→ **The task**
Repeat every record below exactly as written.

[Start]

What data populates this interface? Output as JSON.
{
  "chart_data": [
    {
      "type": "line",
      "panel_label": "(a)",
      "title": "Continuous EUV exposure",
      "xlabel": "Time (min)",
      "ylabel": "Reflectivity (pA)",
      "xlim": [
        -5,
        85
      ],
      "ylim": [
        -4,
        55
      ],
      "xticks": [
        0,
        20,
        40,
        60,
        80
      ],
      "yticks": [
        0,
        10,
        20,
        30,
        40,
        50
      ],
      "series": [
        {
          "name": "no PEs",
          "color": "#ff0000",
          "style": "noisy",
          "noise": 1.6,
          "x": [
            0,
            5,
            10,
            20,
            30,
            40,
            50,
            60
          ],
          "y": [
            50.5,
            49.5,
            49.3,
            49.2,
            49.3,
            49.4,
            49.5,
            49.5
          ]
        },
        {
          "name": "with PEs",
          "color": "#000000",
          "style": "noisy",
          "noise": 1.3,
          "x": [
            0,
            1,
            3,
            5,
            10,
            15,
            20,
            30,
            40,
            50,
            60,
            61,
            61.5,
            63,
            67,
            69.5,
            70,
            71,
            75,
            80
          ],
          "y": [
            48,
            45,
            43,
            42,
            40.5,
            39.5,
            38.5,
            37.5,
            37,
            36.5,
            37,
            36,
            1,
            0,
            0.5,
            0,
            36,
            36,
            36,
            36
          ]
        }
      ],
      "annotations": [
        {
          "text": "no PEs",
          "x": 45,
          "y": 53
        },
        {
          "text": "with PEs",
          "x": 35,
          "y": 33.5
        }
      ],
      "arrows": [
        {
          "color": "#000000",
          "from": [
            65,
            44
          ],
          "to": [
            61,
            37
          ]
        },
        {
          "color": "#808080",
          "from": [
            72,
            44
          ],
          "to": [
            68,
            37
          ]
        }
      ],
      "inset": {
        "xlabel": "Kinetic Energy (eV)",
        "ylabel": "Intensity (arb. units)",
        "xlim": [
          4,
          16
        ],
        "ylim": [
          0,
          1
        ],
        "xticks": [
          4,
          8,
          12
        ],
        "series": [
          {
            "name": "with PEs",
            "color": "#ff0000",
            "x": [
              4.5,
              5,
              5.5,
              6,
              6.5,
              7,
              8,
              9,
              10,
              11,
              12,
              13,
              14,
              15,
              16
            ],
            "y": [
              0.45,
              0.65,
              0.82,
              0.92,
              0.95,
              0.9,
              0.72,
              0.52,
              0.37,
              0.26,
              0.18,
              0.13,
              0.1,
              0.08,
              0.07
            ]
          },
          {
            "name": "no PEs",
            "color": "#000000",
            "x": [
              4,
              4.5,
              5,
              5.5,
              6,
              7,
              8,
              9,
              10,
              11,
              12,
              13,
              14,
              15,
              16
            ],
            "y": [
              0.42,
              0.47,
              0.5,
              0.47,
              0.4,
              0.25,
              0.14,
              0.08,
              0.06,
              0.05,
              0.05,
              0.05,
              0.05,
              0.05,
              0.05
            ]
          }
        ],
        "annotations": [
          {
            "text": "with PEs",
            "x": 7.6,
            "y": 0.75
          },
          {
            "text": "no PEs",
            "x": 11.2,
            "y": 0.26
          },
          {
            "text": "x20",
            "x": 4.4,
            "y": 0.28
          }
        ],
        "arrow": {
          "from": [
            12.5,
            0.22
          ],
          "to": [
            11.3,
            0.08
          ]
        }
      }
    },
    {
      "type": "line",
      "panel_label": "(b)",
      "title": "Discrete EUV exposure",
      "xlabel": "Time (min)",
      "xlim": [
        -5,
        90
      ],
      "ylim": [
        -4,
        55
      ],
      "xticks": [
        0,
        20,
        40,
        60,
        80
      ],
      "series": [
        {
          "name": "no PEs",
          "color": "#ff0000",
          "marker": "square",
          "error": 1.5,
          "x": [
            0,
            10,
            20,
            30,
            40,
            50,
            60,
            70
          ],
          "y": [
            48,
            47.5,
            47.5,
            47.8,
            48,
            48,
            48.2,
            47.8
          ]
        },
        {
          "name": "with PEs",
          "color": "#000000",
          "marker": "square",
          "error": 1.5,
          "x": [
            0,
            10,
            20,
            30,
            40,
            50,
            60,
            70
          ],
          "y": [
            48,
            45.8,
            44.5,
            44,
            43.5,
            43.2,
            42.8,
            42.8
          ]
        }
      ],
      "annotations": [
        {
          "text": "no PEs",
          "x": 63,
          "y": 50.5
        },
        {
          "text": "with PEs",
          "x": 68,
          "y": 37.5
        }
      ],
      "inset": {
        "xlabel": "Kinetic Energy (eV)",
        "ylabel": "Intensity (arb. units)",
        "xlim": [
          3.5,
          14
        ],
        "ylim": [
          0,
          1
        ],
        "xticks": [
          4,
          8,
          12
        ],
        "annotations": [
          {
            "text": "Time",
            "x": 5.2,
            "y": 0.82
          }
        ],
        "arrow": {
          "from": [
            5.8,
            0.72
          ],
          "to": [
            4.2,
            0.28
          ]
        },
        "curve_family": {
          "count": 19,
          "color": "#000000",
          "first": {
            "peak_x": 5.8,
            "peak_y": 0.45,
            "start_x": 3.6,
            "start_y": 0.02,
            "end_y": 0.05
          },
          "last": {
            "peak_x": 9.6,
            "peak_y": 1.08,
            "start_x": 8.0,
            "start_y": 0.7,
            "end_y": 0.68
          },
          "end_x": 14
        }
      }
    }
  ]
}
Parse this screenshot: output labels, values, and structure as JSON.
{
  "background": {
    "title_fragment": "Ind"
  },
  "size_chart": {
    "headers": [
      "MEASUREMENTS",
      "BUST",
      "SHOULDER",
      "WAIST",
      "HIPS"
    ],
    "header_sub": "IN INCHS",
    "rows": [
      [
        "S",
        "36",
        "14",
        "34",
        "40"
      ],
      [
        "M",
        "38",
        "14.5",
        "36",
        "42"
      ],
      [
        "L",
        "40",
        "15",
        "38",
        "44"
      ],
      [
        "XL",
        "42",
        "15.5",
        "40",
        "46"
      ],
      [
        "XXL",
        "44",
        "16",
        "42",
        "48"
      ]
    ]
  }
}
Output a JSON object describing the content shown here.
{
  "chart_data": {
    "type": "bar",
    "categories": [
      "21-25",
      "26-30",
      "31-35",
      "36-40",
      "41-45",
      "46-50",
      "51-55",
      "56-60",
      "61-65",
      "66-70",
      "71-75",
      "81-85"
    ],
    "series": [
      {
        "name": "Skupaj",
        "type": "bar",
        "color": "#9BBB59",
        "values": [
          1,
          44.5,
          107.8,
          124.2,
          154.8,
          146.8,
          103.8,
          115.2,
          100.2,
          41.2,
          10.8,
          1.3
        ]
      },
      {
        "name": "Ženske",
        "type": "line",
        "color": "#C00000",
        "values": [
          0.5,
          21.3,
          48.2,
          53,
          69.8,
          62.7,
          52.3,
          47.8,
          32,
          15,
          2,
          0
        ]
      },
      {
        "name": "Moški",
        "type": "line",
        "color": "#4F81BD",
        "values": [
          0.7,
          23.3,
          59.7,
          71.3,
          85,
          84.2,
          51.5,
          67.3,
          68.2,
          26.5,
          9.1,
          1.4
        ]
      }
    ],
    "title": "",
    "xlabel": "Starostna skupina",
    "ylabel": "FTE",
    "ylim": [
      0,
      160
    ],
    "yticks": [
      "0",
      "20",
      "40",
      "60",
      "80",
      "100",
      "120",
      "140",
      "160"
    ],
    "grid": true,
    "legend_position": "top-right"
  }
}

[End]

→ **Solution to this problem**
What data populates this interface? Output as JSON.
{
  "chart_data": [
    {
      "type": "line",
      "panel_label": "(a)",
      "title": "Continuous EUV exposure",
      "xlabel": "Time (min)",
      "ylabel": "Reflectivity (pA)",
      "xlim": [
        -5,
        85
      ],
      "ylim": [
        -4,
        55
      ],
      "xticks": [
        0,
        20,
        40,
        60,
        80
      ],
      "yticks": [
        0,
        10,
        20,
        30,
        40,
        50
      ],
      "series": [
        {
          "name": "no PEs",
          "color": "#ff0000",
          "style": "noisy",
          "noise": 1.6,
          "x": [
            0,
            5,
            10,
            20,
            30,
            40,
            50,
            60
          ],
          "y": [
            50.5,
            49.5,
            49.3,
            49.2,
            49.3,
            49.4,
            49.5,
            49.5
          ]
        },
        {
          "name": "with PEs",
          "color": "#000000",
          "style": "noisy",
          "noise": 1.3,
          "x": [
            0,
            1,
            3,
            5,
            10,
            15,
            20,
            30,
            40,
            50,
            60,
            61,
            61.5,
            63,
            67,
            69.5,
            70,
            71,
            75,
            80
          ],
          "y": [
            48,
            45,
            43,
            42,
            40.5,
            39.5,
            38.5,
            37.5,
            37,
            36.5,
            37,
            36,
            1,
            0,
            0.5,
            0,
            36,
            36,
            36,
            36
          ]
        }
      ],
      "annotations": [
        {
          "text": "no PEs",
          "x": 45,
          "y": 53
        },
        {
          "text": "with PEs",
          "x": 35,
          "y": 33.5
        }
      ],
      "arrows": [
        {
          "color": "#000000",
          "from": [
            65,
            44
          ],
          "to": [
            61,
            37
          ]
        },
        {
          "color": "#808080",
          "from": [
            72,
            44
          ],
          "to": [
            68,
            37
          ]
        }
      ],
      "inset": {
        "xlabel": "Kinetic Energy (eV)",
        "ylabel": "Intensity (arb. units)",
        "xlim": [
          4,
          16
        ],
        "ylim": [
          0,
          1
        ],
        "xticks": [
          4,
          8,
          12
        ],
        "series": [
          {
            "name": "with PEs",
            "color": "#ff0000",
            "x": [
              4.5,
              5,
              5.5,
              6,
              6.5,
              7,
              8,
              9,
              10,
              11,
              12,
              13,
              14,
              15,
              16
            ],
            "y": [
              0.45,
              0.65,
              0.82,
              0.92,
              0.95,
              0.9,
              0.72,
              0.52,
              0.37,
              0.26,
              0.18,
              0.13,
              0.1,
              0.08,
              0.07
            ]
          },
          {
            "name": "no PEs",
            "color": "#000000",
            "x": [
              4,
              4.5,
              5,
              5.5,
              6,
              7,
              8,
              9,
              10,
              11,
              12,
              13,
              14,
              15,
              16
            ],
            "y": [
              0.42,
              0.47,
              0.5,
              0.47,
              0.4,
              0.25,
              0.14,
              0.08,
              0.06,
              0.05,
              0.05,
              0.05,
              0.05,
              0.05,
              0.05
            ]
          }
        ],
        "annotations": [
          {
            "text": "with PEs",
            "x": 7.6,
            "y": 0.75
          },
          {
            "text": "no PEs",
            "x": 11.2,
            "y": 0.26
          },
          {
            "text": "x20",
            "x": 4.4,
            "y": 0.28
          }
        ],
        "arrow": {
          "from": [
            12.5,
            0.22
          ],
          "to": [
            11.3,
            0.08
          ]
        }
      }
    },
    {
      "type": "line",
      "panel_label": "(b)",
      "title": "Discrete EUV exposure",
      "xlabel": "Time (min)",
      "xlim": [
        -5,
        90
      ],
      "ylim": [
        -4,
        55
      ],
      "xticks": [
        0,
        20,
        40,
        60,
        80
      ],
      "series": [
        {
          "name": "no PEs",
          "color": "#ff0000",
          "marker": "square",
          "error": 1.5,
          "x": [
            0,
            10,
            20,
            30,
            40,
            50,
            60,
            70
          ],
          "y": [
            48,
            47.5,
            47.5,
            47.8,
            48,
            48,
            48.2,
            47.8
          ]
        },
        {
          "name": "with PEs",
          "color": "#000000",
          "marker": "square",
          "error": 1.5,
          "x": [
            0,
            10,
            20,
            30,
            40,
            50,
            60,
            70
          ],
          "y": [
            48,
            45.8,
            44.5,
            44,
            43.5,
            43.2,
            42.8,
            42.8
          ]
        }
      ],
      "annotations": [
        {
          "text": "no PEs",
          "x": 63,
          "y": 50.5
        },
        {
          "text": "with PEs",
          "x": 68,
          "y": 37.5
        }
      ],
      "inset": {
        "xlabel": "Kinetic Energy (eV)",
        "ylabel": "Intensity (arb. units)",
        "xlim": [
          3.5,
          14
        ],
        "ylim": [
          0,
          1
        ],
        "xticks": [
          4,
          8,
          12
        ],
        "annotations": [
          {
            "text": "Time",
            "x": 5.2,
            "y": 0.82
          }
        ],
        "arrow": {
          "from": [
            5.8,
            0.72
          ],
          "to": [
            4.2,
            0.28
          ]
        },
        "curve_family": {
          "count": 19,
          "color": "#000000",
          "first": {
            "peak_x": 5.8,
            "peak_y": 0.45,
            "start_x": 3.6,
            "start_y": 0.02,
            "end_y": 0.05
          },
          "last": {
            "peak_x": 9.6,
            "peak_y": 1.08,
            "start_x": 8.0,
            "start_y": 0.7,
            "end_y": 0.68
          },
          "end_x": 14
        }
      }
    }
  ]
}
Parse this screenshot: output labels, values, and structure as JSON.
{
  "background": {
    "title_fragment": "Ind"
  },
  "size_chart": {
    "headers": [
      "MEASUREMENTS",
      "BUST",
      "SHOULDER",
      "WAIST",
      "HIPS"
    ],
    "header_sub": "IN INCHS",
    "rows": [
      [
        "S",
        "36",
        "14",
        "34",
        "40"
      ],
      [
        "M",
        "38",
        "14.5",
        "36",
        "42"
      ],
      [
        "L",
        "40",
        "15",
        "38",
        "44"
      ],
      [
        "XL",
        "42",
        "15.5",
        "40",
        "46"
      ],
      [
        "XXL",
        "44",
        "16",
        "42",
        "48"
      ]
    ]
  }
}
Output a JSON object describing the content shown here.
{
  "chart_data": {
    "type": "bar",
    "categories": [
      "21-25",
      "26-30",
      "31-35",
      "36-40",
      "41-45",
      "46-50",
      "51-55",
      "56-60",
      "61-65",
      "66-70",
      "71-75",
      "81-85"
    ],
    "series": [
      {
        "name": "Skupaj",
        "type": "bar",
        "color": "#9BBB59",
        "values": [
          1,
          44.5,
          107.8,
          124.2,
          154.8,
          146.8,
          103.8,
          115.2,
          100.2,
          41.2,
          10.8,
          1.3
        ]
      },
      {
        "name": "Ženske",
        "type": "line",
        "color": "#C00000",
        "values": [
          0.5,
          21.3,
          48.2,
          53,
          69.8,
          62.7,
          52.3,
          47.8,
          32,
          15,
          2,
          0
        ]
      },
      {
        "name": "Moški",
        "type": "line",
        "color": "#4F81BD",
        "values": [
          0.7,
          23.3,
          59.7,
          71.3,
          85,
          84.2,
          51.5,
          67.3,
          68.2,
          26.5,
          9.1,
          1.4
        ]
      }
    ],
    "title": "",
    "xlabel": "Starostna skupina",
    "ylabel": "FTE",
    "ylim": [
      0,
      160
    ],
    "yticks": [
      "0",
      "20",
      "40",
      "60",
      "80",
      "100",
      "120",
      "140",
      "160"
    ],
    "grid": true,
    "legend_position": "top-right"
  }
}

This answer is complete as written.